**What you have to do**
Search the entries below for the string "true" and copy the lines that hold it.

[Opening Exercise materials section]

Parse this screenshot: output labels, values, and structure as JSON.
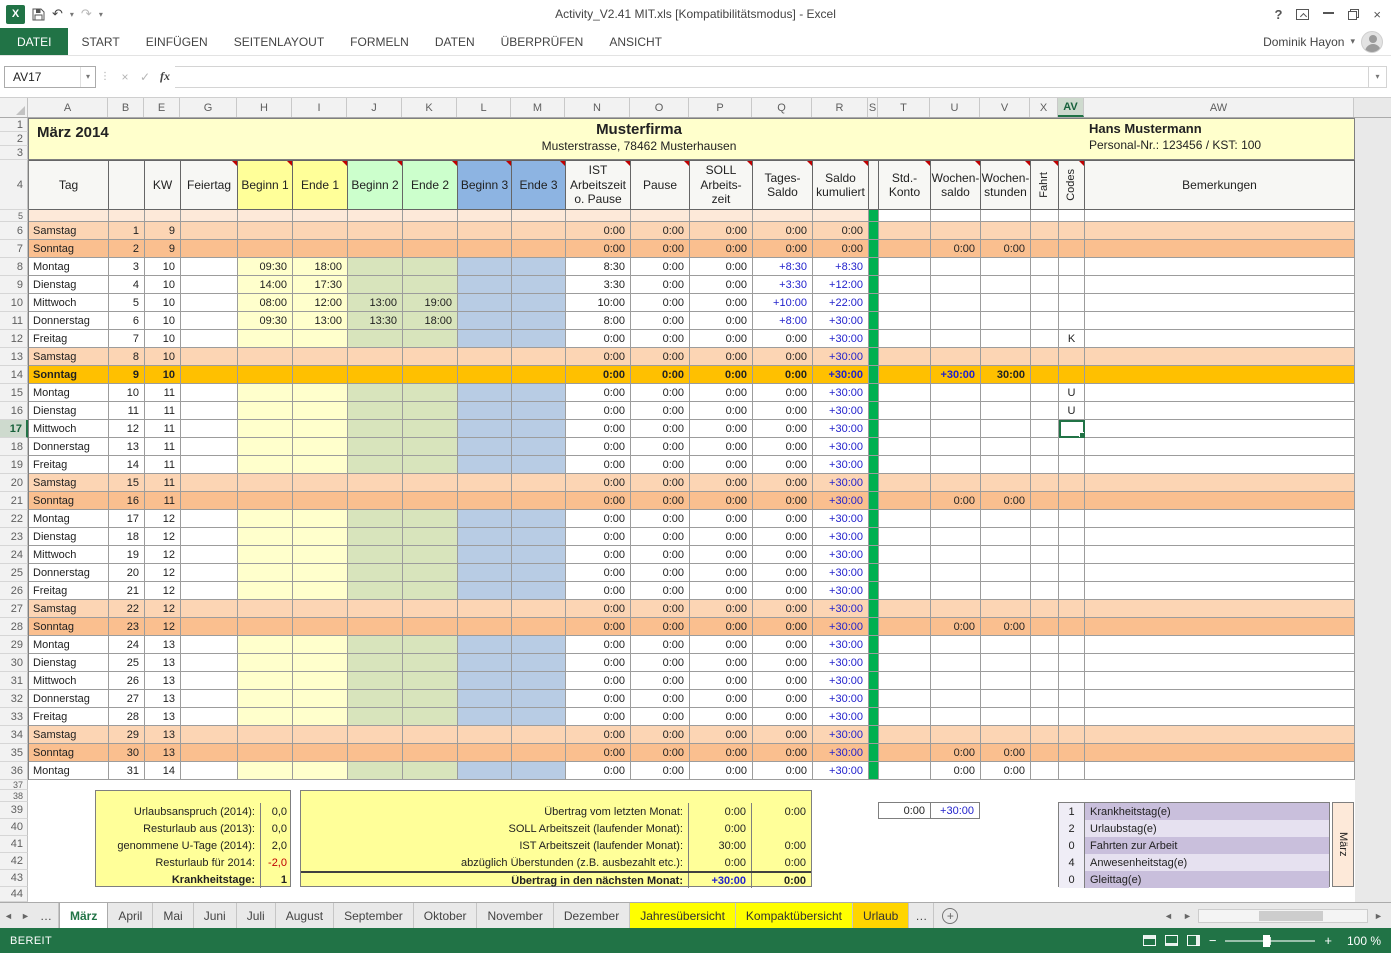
{
  "window": {
    "title": "Activity_V2.41 MIT.xls [Kompatibilitätsmodus] - Excel",
    "help_label": "?",
    "user": "Dominik Hayon"
  },
  "ribbon": {
    "file_tab": "DATEI",
    "tabs": [
      "START",
      "EINFÜGEN",
      "SEITENLAYOUT",
      "FORMELN",
      "DATEN",
      "ÜBERPRÜFEN",
      "ANSICHT"
    ]
  },
  "formula_bar": {
    "name_box": "AV17",
    "fx_label": "fx"
  },
  "sheet": {
    "column_letters": [
      "A",
      "B",
      "E",
      "G",
      "H",
      "I",
      "J",
      "K",
      "L",
      "M",
      "N",
      "O",
      "P",
      "Q",
      "R",
      "S",
      "T",
      "U",
      "V",
      "X",
      "AV",
      "AW"
    ],
    "selected_column": "AV",
    "selected_row": 17,
    "info": {
      "month_title": "März 2014",
      "company": "Musterfirma",
      "address": "Musterstrasse, 78462 Musterhausen",
      "employee": "Hans Mustermann",
      "employee_id": "Personal-Nr.: 123456 / KST: 100"
    },
    "header": [
      "Tag",
      "",
      "KW",
      "Feiertag",
      "Beginn 1",
      "Ende 1",
      "Beginn 2",
      "Ende 2",
      "Beginn 3",
      "Ende 3",
      "IST\nArbeitszeit\no. Pause",
      "Pause",
      "SOLL\nArbeits-\nzeit",
      "Tages-\nSaldo",
      "Saldo\nkumuliert",
      "",
      "Std.-\nKonto",
      "Wochen-\nsaldo",
      "Wochen-\nstunden",
      "Fahrt",
      "Codes",
      "Bemerkungen"
    ],
    "rows": [
      {
        "n": 6,
        "day": "Samstag",
        "date": "1",
        "kw": "9",
        "ist": "0:00",
        "pau": "0:00",
        "soll": "0:00",
        "ts": "0:00",
        "ks": "0:00",
        "type": "sat"
      },
      {
        "n": 7,
        "day": "Sonntag",
        "date": "2",
        "kw": "9",
        "ist": "0:00",
        "pau": "0:00",
        "soll": "0:00",
        "ts": "0:00",
        "ks": "0:00",
        "ws": "0:00",
        "wh": "0:00",
        "type": "sun"
      },
      {
        "n": 8,
        "day": "Montag",
        "date": "3",
        "kw": "10",
        "b1": "09:30",
        "e1": "18:00",
        "ist": "8:30",
        "pau": "0:00",
        "soll": "0:00",
        "ts": "+8:30",
        "ks": "+8:30",
        "type": "wd"
      },
      {
        "n": 9,
        "day": "Dienstag",
        "date": "4",
        "kw": "10",
        "b1": "14:00",
        "e1": "17:30",
        "ist": "3:30",
        "pau": "0:00",
        "soll": "0:00",
        "ts": "+3:30",
        "ks": "+12:00",
        "type": "wd"
      },
      {
        "n": 10,
        "day": "Mittwoch",
        "date": "5",
        "kw": "10",
        "b1": "08:00",
        "e1": "12:00",
        "b2": "13:00",
        "e2": "19:00",
        "ist": "10:00",
        "pau": "0:00",
        "soll": "0:00",
        "ts": "+10:00",
        "ks": "+22:00",
        "type": "wd"
      },
      {
        "n": 11,
        "day": "Donnerstag",
        "date": "6",
        "kw": "10",
        "b1": "09:30",
        "e1": "13:00",
        "b2": "13:30",
        "e2": "18:00",
        "ist": "8:00",
        "pau": "0:00",
        "soll": "0:00",
        "ts": "+8:00",
        "ks": "+30:00",
        "type": "wd"
      },
      {
        "n": 12,
        "day": "Freitag",
        "date": "7",
        "kw": "10",
        "ist": "0:00",
        "pau": "0:00",
        "soll": "0:00",
        "ts": "0:00",
        "ks": "+30:00",
        "code": "K",
        "type": "wd"
      },
      {
        "n": 13,
        "day": "Samstag",
        "date": "8",
        "kw": "10",
        "ist": "0:00",
        "pau": "0:00",
        "soll": "0:00",
        "ts": "0:00",
        "ks": "+30:00",
        "type": "sat"
      },
      {
        "n": 14,
        "day": "Sonntag",
        "date": "9",
        "kw": "10",
        "ist": "0:00",
        "pau": "0:00",
        "soll": "0:00",
        "ts": "0:00",
        "ks": "+30:00",
        "ws": "+30:00",
        "wh": "30:00",
        "type": "sunhl"
      },
      {
        "n": 15,
        "day": "Montag",
        "date": "10",
        "kw": "11",
        "ist": "0:00",
        "pau": "0:00",
        "soll": "0:00",
        "ts": "0:00",
        "ks": "+30:00",
        "code": "U",
        "type": "wd"
      },
      {
        "n": 16,
        "day": "Dienstag",
        "date": "11",
        "kw": "11",
        "ist": "0:00",
        "pau": "0:00",
        "soll": "0:00",
        "ts": "0:00",
        "ks": "+30:00",
        "code": "U",
        "type": "wd"
      },
      {
        "n": 17,
        "day": "Mittwoch",
        "date": "12",
        "kw": "11",
        "ist": "0:00",
        "pau": "0:00",
        "soll": "0:00",
        "ts": "0:00",
        "ks": "+30:00",
        "type": "wd"
      },
      {
        "n": 18,
        "day": "Donnerstag",
        "date": "13",
        "kw": "11",
        "ist": "0:00",
        "pau": "0:00",
        "soll": "0:00",
        "ts": "0:00",
        "ks": "+30:00",
        "type": "wd"
      },
      {
        "n": 19,
        "day": "Freitag",
        "date": "14",
        "kw": "11",
        "ist": "0:00",
        "pau": "0:00",
        "soll": "0:00",
        "ts": "0:00",
        "ks": "+30:00",
        "type": "wd"
      },
      {
        "n": 20,
        "day": "Samstag",
        "date": "15",
        "kw": "11",
        "ist": "0:00",
        "pau": "0:00",
        "soll": "0:00",
        "ts": "0:00",
        "ks": "+30:00",
        "type": "sat"
      },
      {
        "n": 21,
        "day": "Sonntag",
        "date": "16",
        "kw": "11",
        "ist": "0:00",
        "pau": "0:00",
        "soll": "0:00",
        "ts": "0:00",
        "ks": "+30:00",
        "ws": "0:00",
        "wh": "0:00",
        "type": "sun"
      },
      {
        "n": 22,
        "day": "Montag",
        "date": "17",
        "kw": "12",
        "ist": "0:00",
        "pau": "0:00",
        "soll": "0:00",
        "ts": "0:00",
        "ks": "+30:00",
        "type": "wd"
      },
      {
        "n": 23,
        "day": "Dienstag",
        "date": "18",
        "kw": "12",
        "ist": "0:00",
        "pau": "0:00",
        "soll": "0:00",
        "ts": "0:00",
        "ks": "+30:00",
        "type": "wd"
      },
      {
        "n": 24,
        "day": "Mittwoch",
        "date": "19",
        "kw": "12",
        "ist": "0:00",
        "pau": "0:00",
        "soll": "0:00",
        "ts": "0:00",
        "ks": "+30:00",
        "type": "wd"
      },
      {
        "n": 25,
        "day": "Donnerstag",
        "date": "20",
        "kw": "12",
        "ist": "0:00",
        "pau": "0:00",
        "soll": "0:00",
        "ts": "0:00",
        "ks": "+30:00",
        "type": "wd"
      },
      {
        "n": 26,
        "day": "Freitag",
        "date": "21",
        "kw": "12",
        "ist": "0:00",
        "pau": "0:00",
        "soll": "0:00",
        "ts": "0:00",
        "ks": "+30:00",
        "type": "wd"
      },
      {
        "n": 27,
        "day": "Samstag",
        "date": "22",
        "kw": "12",
        "ist": "0:00",
        "pau": "0:00",
        "soll": "0:00",
        "ts": "0:00",
        "ks": "+30:00",
        "type": "sat"
      },
      {
        "n": 28,
        "day": "Sonntag",
        "date": "23",
        "kw": "12",
        "ist": "0:00",
        "pau": "0:00",
        "soll": "0:00",
        "ts": "0:00",
        "ks": "+30:00",
        "ws": "0:00",
        "wh": "0:00",
        "type": "sun"
      },
      {
        "n": 29,
        "day": "Montag",
        "date": "24",
        "kw": "13",
        "ist": "0:00",
        "pau": "0:00",
        "soll": "0:00",
        "ts": "0:00",
        "ks": "+30:00",
        "type": "wd"
      },
      {
        "n": 30,
        "day": "Dienstag",
        "date": "25",
        "kw": "13",
        "ist": "0:00",
        "pau": "0:00",
        "soll": "0:00",
        "ts": "0:00",
        "ks": "+30:00",
        "type": "wd"
      },
      {
        "n": 31,
        "day": "Mittwoch",
        "date": "26",
        "kw": "13",
        "ist": "0:00",
        "pau": "0:00",
        "soll": "0:00",
        "ts": "0:00",
        "ks": "+30:00",
        "type": "wd"
      },
      {
        "n": 32,
        "day": "Donnerstag",
        "date": "27",
        "kw": "13",
        "ist": "0:00",
        "pau": "0:00",
        "soll": "0:00",
        "ts": "0:00",
        "ks": "+30:00",
        "type": "wd"
      },
      {
        "n": 33,
        "day": "Freitag",
        "date": "28",
        "kw": "13",
        "ist": "0:00",
        "pau": "0:00",
        "soll": "0:00",
        "ts": "0:00",
        "ks": "+30:00",
        "type": "wd"
      },
      {
        "n": 34,
        "day": "Samstag",
        "date": "29",
        "kw": "13",
        "ist": "0:00",
        "pau": "0:00",
        "soll": "0:00",
        "ts": "0:00",
        "ks": "+30:00",
        "type": "sat"
      },
      {
        "n": 35,
        "day": "Sonntag",
        "date": "30",
        "kw": "13",
        "ist": "0:00",
        "pau": "0:00",
        "soll": "0:00",
        "ts": "0:00",
        "ks": "+30:00",
        "ws": "0:00",
        "wh": "0:00",
        "type": "sun"
      },
      {
        "n": 36,
        "day": "Montag",
        "date": "31",
        "kw": "14",
        "ist": "0:00",
        "pau": "0:00",
        "soll": "0:00",
        "ts": "0:00",
        "ks": "+30:00",
        "ws": "0:00",
        "wh": "0:00",
        "type": "wd"
      }
    ]
  },
  "footer": {
    "left": [
      {
        "label": "Urlaubsanspruch (2014):",
        "value": "0,0"
      },
      {
        "label": "Resturlaub aus (2013):",
        "value": "0,0"
      },
      {
        "label": "genommene U-Tage (2014):",
        "value": "2,0"
      },
      {
        "label": "Resturlaub für 2014:",
        "value": "-2,0",
        "negative": true
      },
      {
        "label": "Krankheitstage:",
        "value": "1",
        "bold": true
      }
    ],
    "middle": [
      {
        "label": "Übertrag vom letzten Monat:",
        "v1": "0:00",
        "v2": "0:00"
      },
      {
        "label": "SOLL Arbeitszeit (laufender Monat):",
        "v1": "0:00",
        "v2": ""
      },
      {
        "label": "IST Arbeitszeit (laufender Monat):",
        "v1": "30:00",
        "v2": "0:00"
      },
      {
        "label": "abzüglich Überstunden (z.B. ausbezahlt etc.):",
        "v1": "0:00",
        "v2": "0:00"
      },
      {
        "label": "Übertrag in den nächsten Monat:",
        "v1": "+30:00",
        "v2": "0:00",
        "total": true
      }
    ],
    "carry_cells": {
      "v1": "0:00",
      "v2": "+30:00"
    },
    "legend": {
      "rows": [
        {
          "count": "1",
          "label": "Krankheitstag(e)"
        },
        {
          "count": "2",
          "label": "Urlaubstag(e)"
        },
        {
          "count": "0",
          "label": "Fahrten zur Arbeit"
        },
        {
          "count": "4",
          "label": "Anwesenheitstag(e)"
        },
        {
          "count": "0",
          "label": "Gleittag(e)"
        }
      ],
      "month_label": "März"
    }
  },
  "tabs_bar": {
    "overflow_left": "…",
    "overflow_right": "…",
    "sheets": [
      {
        "label": "März",
        "active": true
      },
      {
        "label": "April"
      },
      {
        "label": "Mai"
      },
      {
        "label": "Juni"
      },
      {
        "label": "Juli"
      },
      {
        "label": "August"
      },
      {
        "label": "September"
      },
      {
        "label": "Oktober"
      },
      {
        "label": "November"
      },
      {
        "label": "Dezember"
      },
      {
        "label": "Jahresübersicht",
        "color": "#FFFF00"
      },
      {
        "label": "Kompaktübersicht",
        "color": "#FFFF00"
      },
      {
        "label": "Urlaub",
        "color": "#FFD500"
      }
    ]
  },
  "status_bar": {
    "mode": "BEREIT",
    "zoom_level": "100 %"
  },
  "colors": {
    "accent": "#217346",
    "saturday_fill": "#FCD5B4",
    "sunday_fill": "#FABF8F",
    "week_summary_fill": "#FFC000",
    "hours_strip_fill": "#00B050",
    "positive_time_color": "#2222CC"
  }
}
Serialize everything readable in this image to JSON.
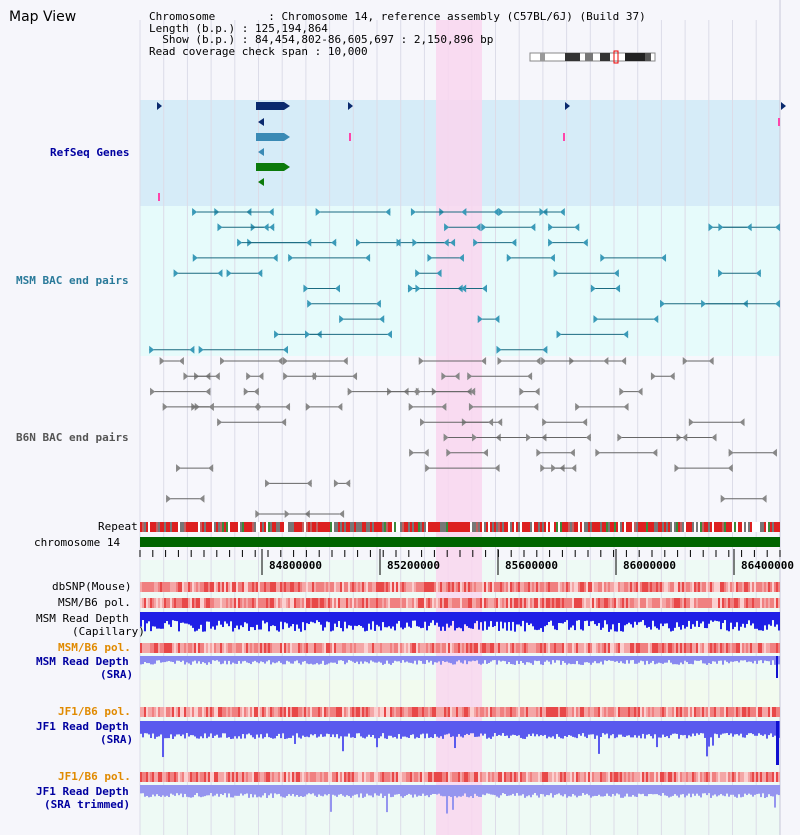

[Closing Exercise materials section]

**Solution to the exercise**
        "negative": true
        "bold": true
        "total": true
        "active": true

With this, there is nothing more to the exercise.